Objective:
Return the listing below exactly, with the pictures dropped.

### Information provided ###

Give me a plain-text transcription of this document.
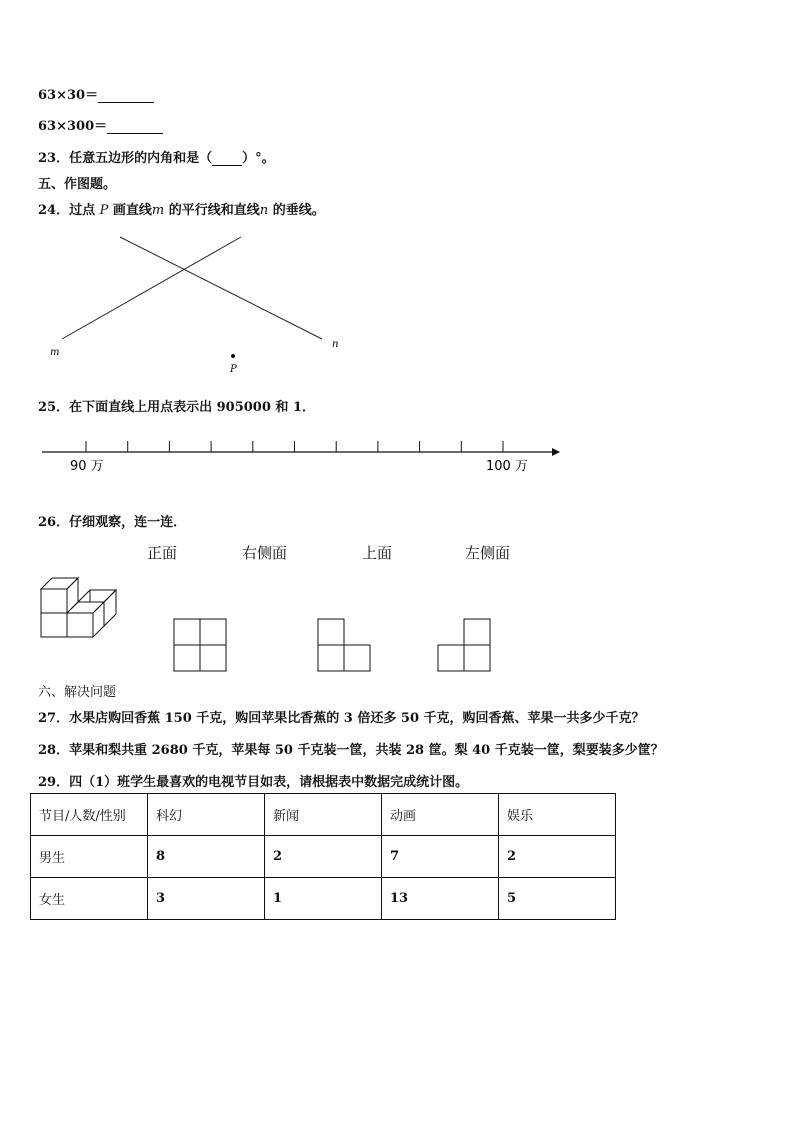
63×30＝
63×300＝
23．任意五边形的内角和是（ ）°。
五、作图题。
24．过点 P 画直线m 的平行线和直线n 的垂线。
m
n
P
25．在下面直线上用点表示出 905000 和 1．
90 万	100 万
26．仔细观察，连一连．
正面	右侧面	上面	左侧面
六、解决问题
27．水果店购回香蕉 150 千克，购回苹果比香蕉的 3 倍还多 50 千克，购回香蕉、苹果一共多少千克？
28．苹果和梨共重 2680 千克，苹果每 50 千克装一筐，共装 28 筐。梨 40 千克装一筐，梨要装多少筐？
29．四（1）班学生最喜欢的电视节目如表，请根据表中数据完成统计图。
节目/人数/性别	科幻	新闻	动画	娱乐
男生	8	2	7	2
女生	3	1	13	5
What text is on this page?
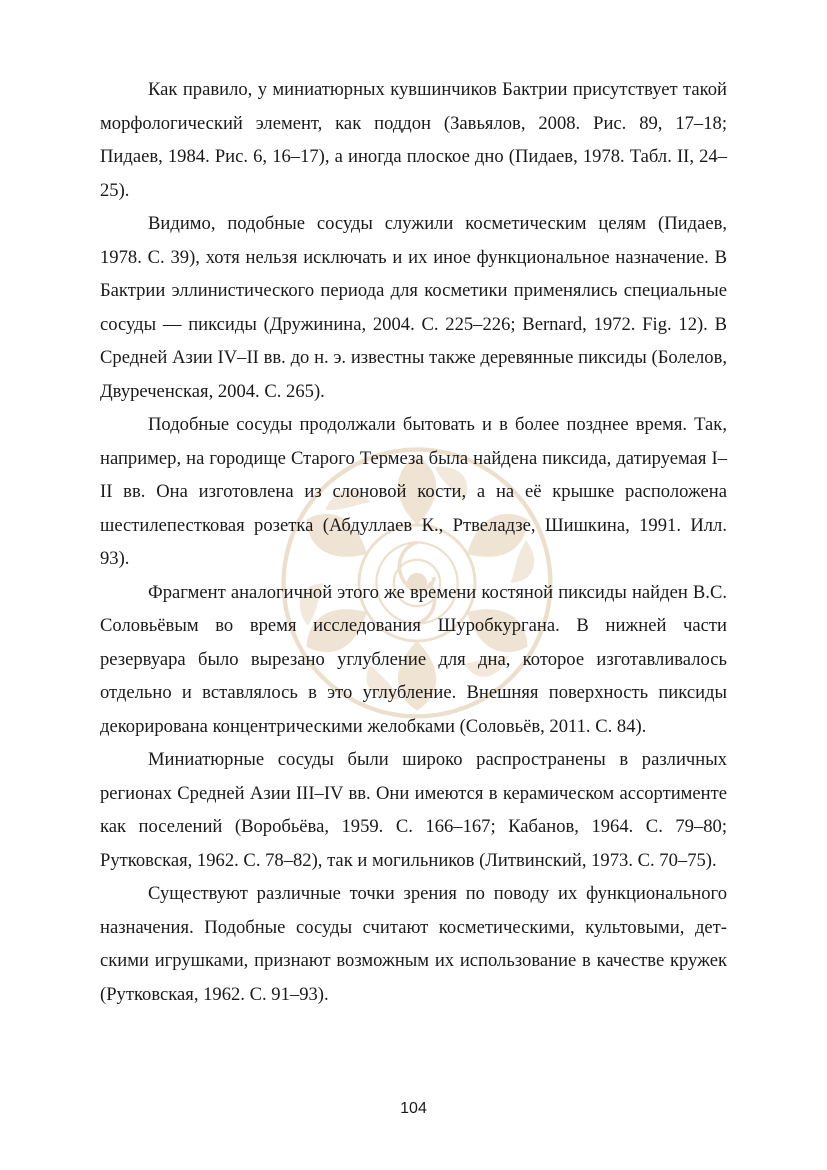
Как правило, у миниатюрных кувшинчиков Бактрии присутствует такой морфологический элемент, как поддон (Завьялов, 2008. Рис. 89, 17–18; Пидаев, 1984. Рис. 6, 16–17), а иногда плоское дно (Пидаев, 1978. Табл. II, 24–25).

Видимо, подобные сосуды служили косметическим целям (Пидаев, 1978. С. 39), хотя нельзя исключать и их иное функциональное назначение. В Бактрии эллинистического периода для косметики применялись специальные сосуды — пиксиды (Дружинина, 2004. С. 225–226; Bernard, 1972. Fig. 12). В Средней Азии IV–II вв. до н. э. известны также деревянные пиксиды (Болелов, Двуреченская, 2004. С. 265).

Подобные сосуды продолжали бытовать и в более позднее время. Так, например, на городище Старого Термеза была найдена пиксида, датируемая I–II вв. Она изготовлена из слоновой кости, а на её крышке расположена шестилепестковая розетка (Абдуллаев К., Ртвеладзе, Шишкина, 1991. Илл. 93).

Фрагмент аналогичной этого же времени костяной пиксиды найден В.С. Соловьёвым во время исследования Шуробкургана. В нижней части резервуара было вырезано углубление для дна, которое изготавливалось отдельно и вставлялось в это углубление. Внешняя поверхность пиксиды декорирована концентрическими желобками (Соловьёв, 2011. С. 84).

Миниатюрные сосуды были широко распространены в различных регионах Средней Азии III–IV вв. Они имеются в керамическом ассортименте как поселений (Воробьёва, 1959. С. 166–167; Кабанов, 1964. С. 79–80; Рутковская, 1962. С. 78–82), так и могильников (Литвинский, 1973. С. 70–75).

Существуют различные точки зрения по поводу их функционального назначения. Подобные сосуды считают косметическими, культовыми, детскими игрушками, признают возможным их использование в качестве кружек (Рутковская, 1962. С. 91–93).

104
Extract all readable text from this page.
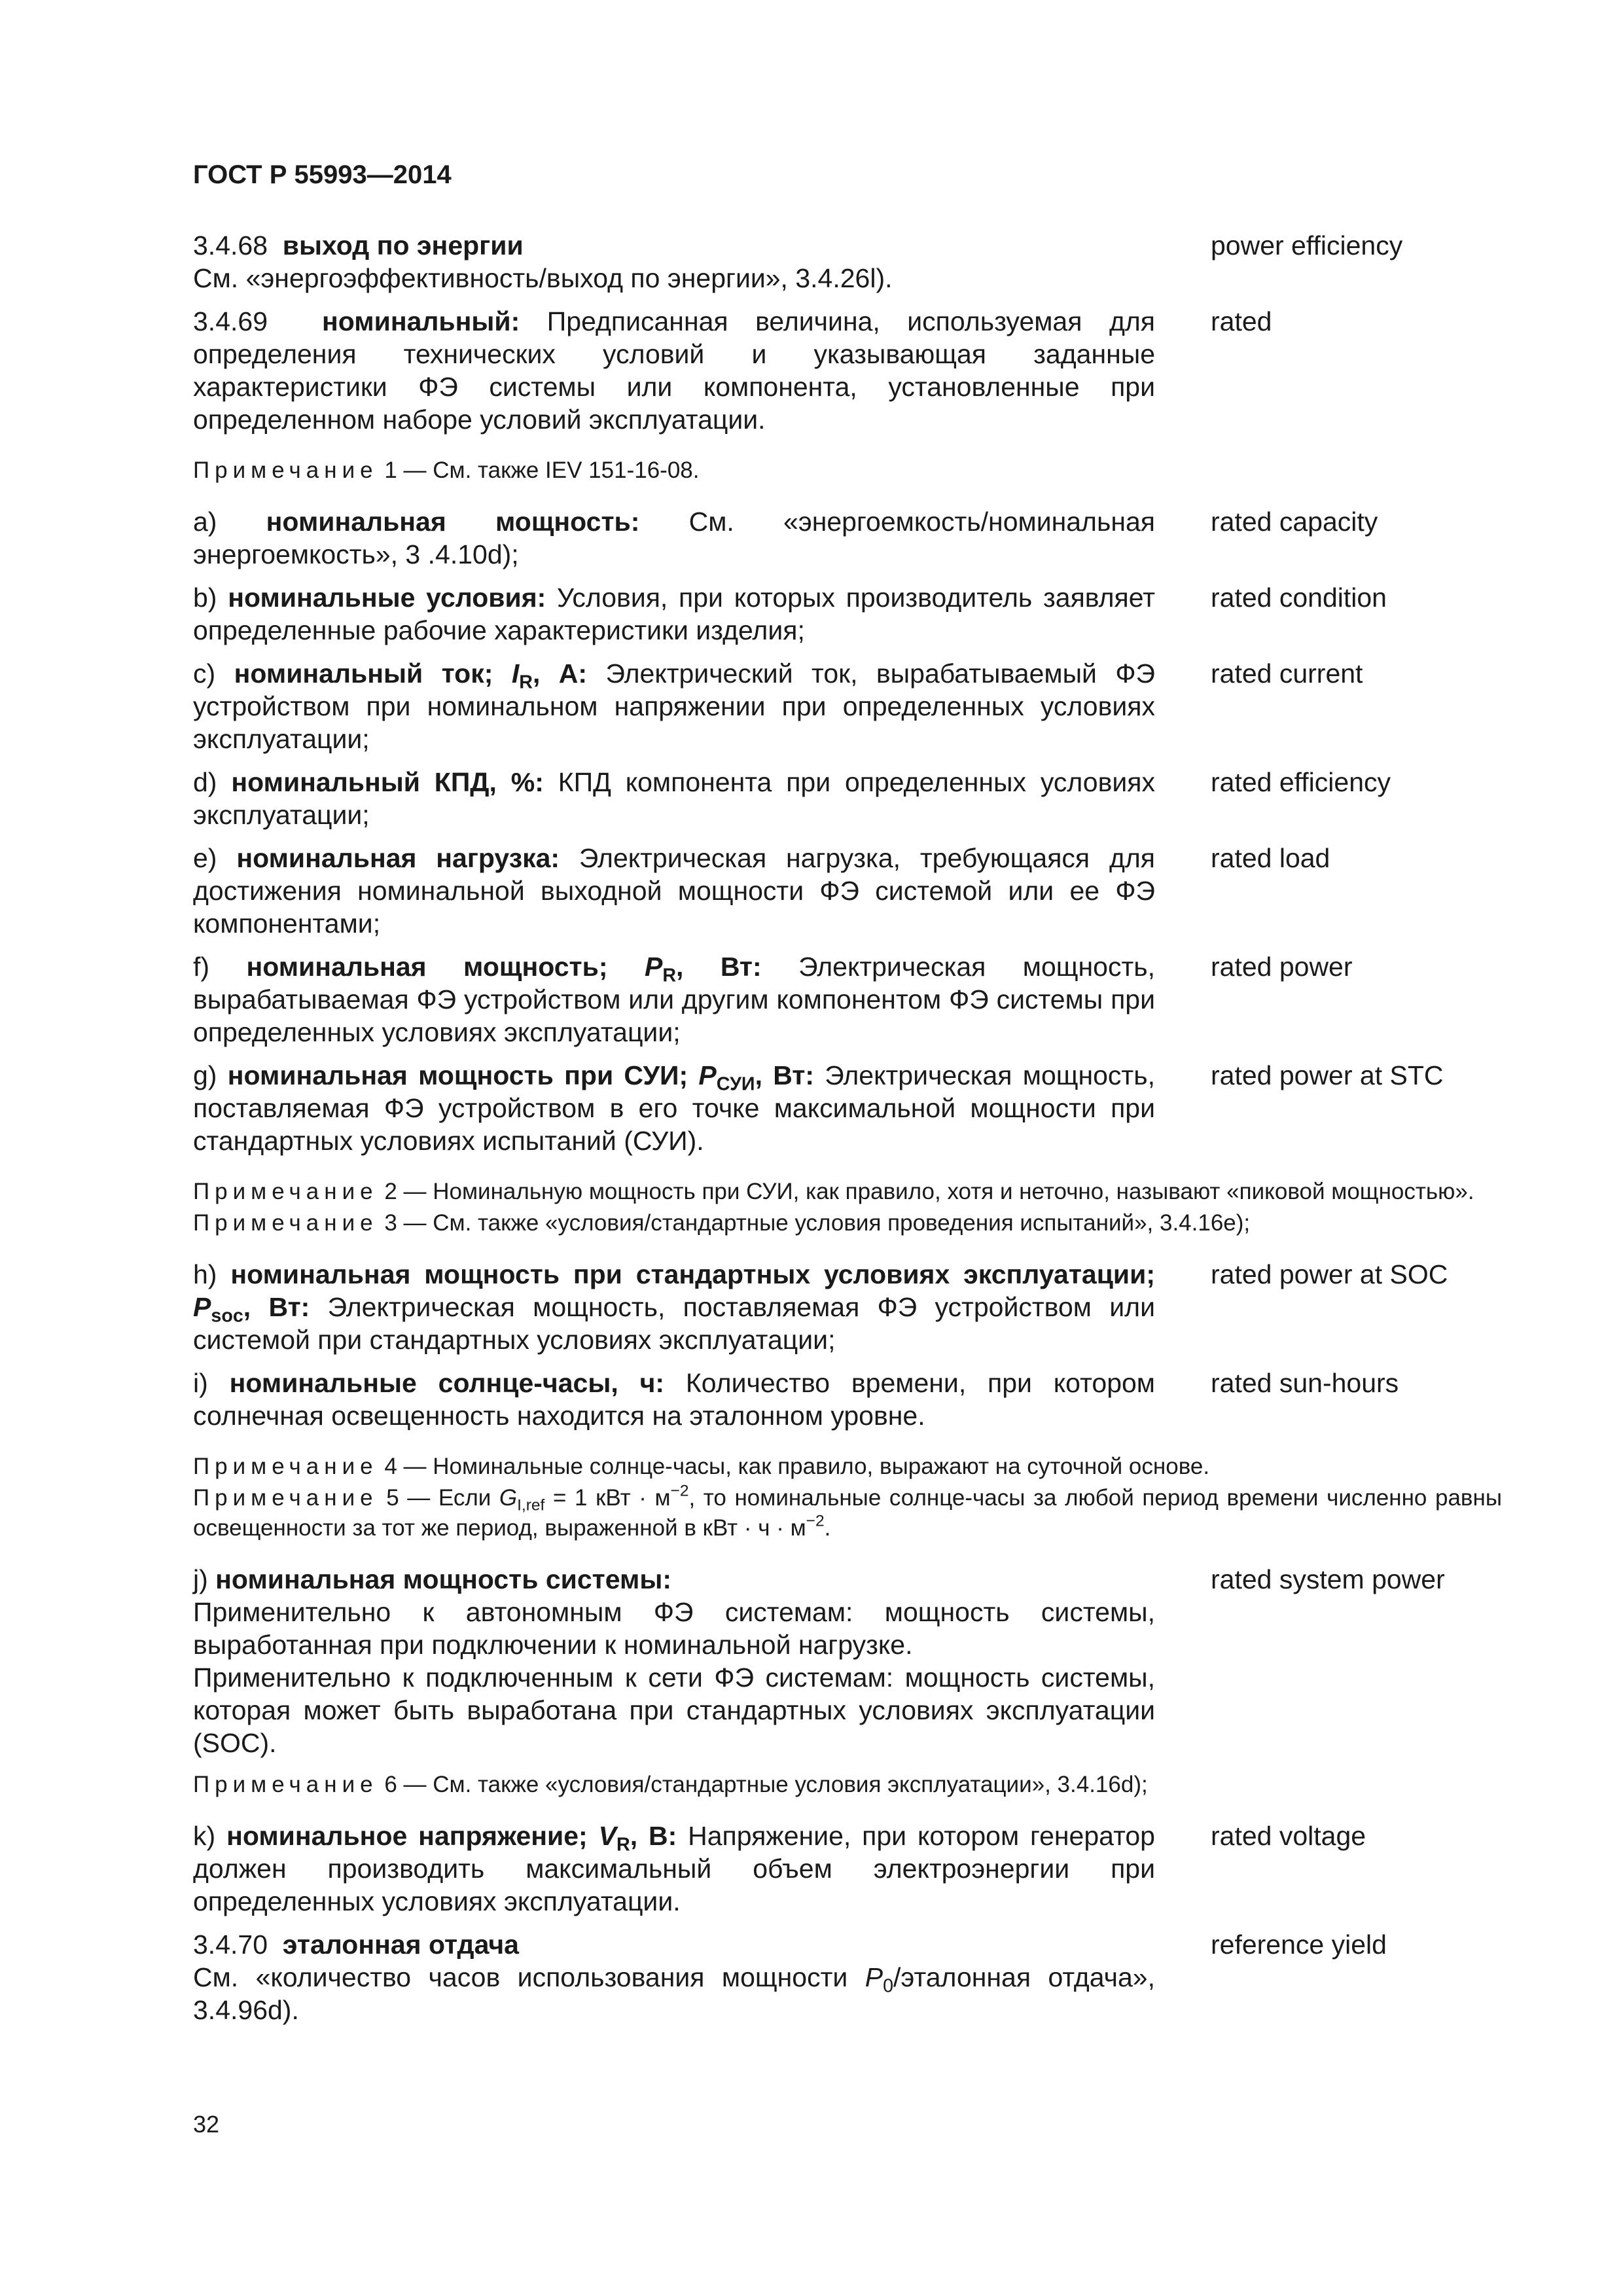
ГОСТ Р 55993—2014
3.4.68 выход по энергии
См. «энергоэффективность/выход по энергии», 3.4.26l).
power efficiency
3.4.69 номинальный: Предписанная величина, используемая для определения технических условий и указывающая заданные характеристики ФЭ системы или компонента, установленные при определенном наборе условий эксплуатации.
rated
Примечание 1 — См. также IEV 151-16-08.
a) номинальная мощность: См. «энергоемкость/номинальная энергоемкость», 3 .4.10d);
rated capacity
b) номинальные условия: Условия, при которых производитель заявляет определенные рабочие характеристики изделия;
rated condition
c) номинальный ток; $I_R$, А: Электрический ток, вырабатываемый ФЭ устройством при номинальном напряжении при определенных условиях эксплуатации;
rated current
d) номинальный КПД, %: КПД компонента при определенных условиях эксплуатации;
rated efficiency
e) номинальная нагрузка: Электрическая нагрузка, требующаяся для достижения номинальной выходной мощности ФЭ системой или ее ФЭ компонентами;
rated load
f) номинальная мощность; $P_R$, Вт: Электрическая мощность, вырабатываемая ФЭ устройством или другим компонентом ФЭ системы при определенных условиях эксплуатации;
rated power
g) номинальная мощность при СУИ; $P_{СУИ}$, Вт: Электрическая мощность, поставляемая ФЭ устройством в его точке максимальной мощности при стандартных условиях испытаний (СУИ).
rated power at STC
Примечание 2 — Номинальную мощность при СУИ, как правило, хотя и неточно, называют «пиковой мощностью».
Примечание 3 — См. также «условия/стандартные условия проведения испытаний», 3.4.16e);
h) номинальная мощность при стандартных условиях эксплуатации; $P_{soc}$, Вт: Электрическая мощность, поставляемая ФЭ устройством или системой при стандартных условиях эксплуатации;
rated power at SOC
i) номинальные солнце-часы, ч: Количество времени, при котором солнечная освещенность находится на эталонном уровне.
rated sun-hours
Примечание 4 — Номинальные солнце-часы, как правило, выражают на суточной основе.
Примечание 5 — Если $G_{I,ref} = 1$ кВт · $м^{-2}$, то номинальные солнце-часы за любой период времени численно равны освещенности за тот же период, выраженной в кВт · $ч \cdot м^{-2}$.
j) номинальная мощность системы:
Применительно к автономным ФЭ системам: мощность системы, выработанная при подключении к номинальной нагрузке.
Применительно к подключенным к сети ФЭ системам: мощность системы, которая может быть выработана при стандартных условиях эксплуатации (SOC).
rated system power
Примечание 6 — См. также «условия/стандартные условия эксплуатации», 3.4.16d);
k) номинальное напряжение; $V_R$, В: Напряжение, при котором генератор должен производить максимальный объем электроэнергии при определенных условиях эксплуатации.
rated voltage
3.4.70 эталонная отдача
См. «количество часов использования мощности $P_0$/эталонная отдача», 3.4.96d).
reference yield
32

###

The completed task:
Give me a plain-text transcription of this document.
63×30＝
63×300＝
23．任意五边形的内角和是（ ）°。
五、作图题。
24．过点 P 画直线m 的平行线和直线n 的垂线。
m
n
P
25．在下面直线上用点表示出 905000 和 1．
90 万	100 万
26．仔细观察，连一连．
正面	右侧面	上面	左侧面
六、解决问题
27．水果店购回香蕉 150 千克，购回苹果比香蕉的 3 倍还多 50 千克，购回香蕉、苹果一共多少千克？
28．苹果和梨共重 2680 千克，苹果每 50 千克装一筐，共装 28 筐。梨 40 千克装一筐，梨要装多少筐？
29．四（1）班学生最喜欢的电视节目如表，请根据表中数据完成统计图。
节目/人数/性别	科幻	新闻	动画	娱乐
男生	8	2	7	2
女生	3	1	13	5
What text is on this page?
Как правило, у миниатюрных кувшинчиков Бактрии присутствует такой морфологический элемент, как поддон (Завьялов, 2008. Рис. 89, 17–18; Пидаев, 1984. Рис. 6, 16–17), а иногда плоское дно (Пидаев, 1978. Табл. II, 24–25).

Видимо, подобные сосуды служили косметическим целям (Пидаев, 1978. С. 39), хотя нельзя исключать и их иное функциональное назначение. В Бактрии эллинистического периода для косметики применялись специальные сосуды — пиксиды (Дружинина, 2004. С. 225–226; Bernard, 1972. Fig. 12). В Средней Азии IV–II вв. до н. э. известны также деревянные пиксиды (Болелов, Двуреченская, 2004. С. 265).

Подобные сосуды продолжали бытовать и в более позднее время. Так, например, на городище Старого Термеза была найдена пиксида, датируемая I–II вв. Она изготовлена из слоновой кости, а на её крышке расположена шестилепестковая розетка (Абдуллаев К., Ртвеладзе, Шишкина, 1991. Илл. 93).

Фрагмент аналогичной этого же времени костяной пиксиды найден В.С. Соловьёвым во время исследования Шуробкургана. В нижней части резервуара было вырезано углубление для дна, которое изготавливалось отдельно и вставлялось в это углубление. Внешняя поверхность пиксиды декорирована концентрическими желобками (Соловьёв, 2011. С. 84).

Миниатюрные сосуды были широко распространены в различных регионах Средней Азии III–IV вв. Они имеются в керамическом ассортименте как поселений (Воробьёва, 1959. С. 166–167; Кабанов, 1964. С. 79–80; Рутковская, 1962. С. 78–82), так и могильников (Литвинский, 1973. С. 70–75).

Существуют различные точки зрения по поводу их функционального назначения. Подобные сосуды считают косметическими, культовыми, детскими игрушками, признают возможным их использование в качестве кружек (Рутковская, 1962. С. 91–93).

104
Extract all readable text from this page.
ГОСТ Р 55993—2014
3.4.68 выход по энергии
См. «энергоэффективность/выход по энергии», 3.4.26l).
power efficiency
3.4.69 номинальный: Предписанная величина, используемая для определения технических условий и указывающая заданные характеристики ФЭ системы или компонента, установленные при определенном наборе условий эксплуатации.
rated
Примечание 1 — См. также IEV 151-16-08.
a) номинальная мощность: См. «энергоемкость/номинальная энергоемкость», 3 .4.10d);
rated capacity
b) номинальные условия: Условия, при которых производитель заявляет определенные рабочие характеристики изделия;
rated condition
c) номинальный ток; $I_R$, А: Электрический ток, вырабатываемый ФЭ устройством при номинальном напряжении при определенных условиях эксплуатации;
rated current
d) номинальный КПД, %: КПД компонента при определенных условиях эксплуатации;
rated efficiency
e) номинальная нагрузка: Электрическая нагрузка, требующаяся для достижения номинальной выходной мощности ФЭ системой или ее ФЭ компонентами;
rated load
f) номинальная мощность; $P_R$, Вт: Электрическая мощность, вырабатываемая ФЭ устройством или другим компонентом ФЭ системы при определенных условиях эксплуатации;
rated power
g) номинальная мощность при СУИ; $P_{СУИ}$, Вт: Электрическая мощность, поставляемая ФЭ устройством в его точке максимальной мощности при стандартных условиях испытаний (СУИ).
rated power at STC
Примечание 2 — Номинальную мощность при СУИ, как правило, хотя и неточно, называют «пиковой мощностью».
Примечание 3 — См. также «условия/стандартные условия проведения испытаний», 3.4.16e);
h) номинальная мощность при стандартных условиях эксплуатации; $P_{soc}$, Вт: Электрическая мощность, поставляемая ФЭ устройством или системой при стандартных условиях эксплуатации;
rated power at SOC
i) номинальные солнце-часы, ч: Количество времени, при котором солнечная освещенность находится на эталонном уровне.
rated sun-hours
Примечание 4 — Номинальные солнце-часы, как правило, выражают на суточной основе.
Примечание 5 — Если $G_{I,ref} = 1$ кВт · $м^{-2}$, то номинальные солнце-часы за любой период времени численно равны освещенности за тот же период, выраженной в кВт · $ч \cdot м^{-2}$.
j) номинальная мощность системы:
Применительно к автономным ФЭ системам: мощность системы, выработанная при подключении к номинальной нагрузке.
Применительно к подключенным к сети ФЭ системам: мощность системы, которая может быть выработана при стандартных условиях эксплуатации (SOC).
rated system power
Примечание 6 — См. также «условия/стандартные условия эксплуатации», 3.4.16d);
k) номинальное напряжение; $V_R$, В: Напряжение, при котором генератор должен производить максимальный объем электроэнергии при определенных условиях эксплуатации.
rated voltage
3.4.70 эталонная отдача
См. «количество часов использования мощности $P_0$/эталонная отдача», 3.4.96d).
reference yield
32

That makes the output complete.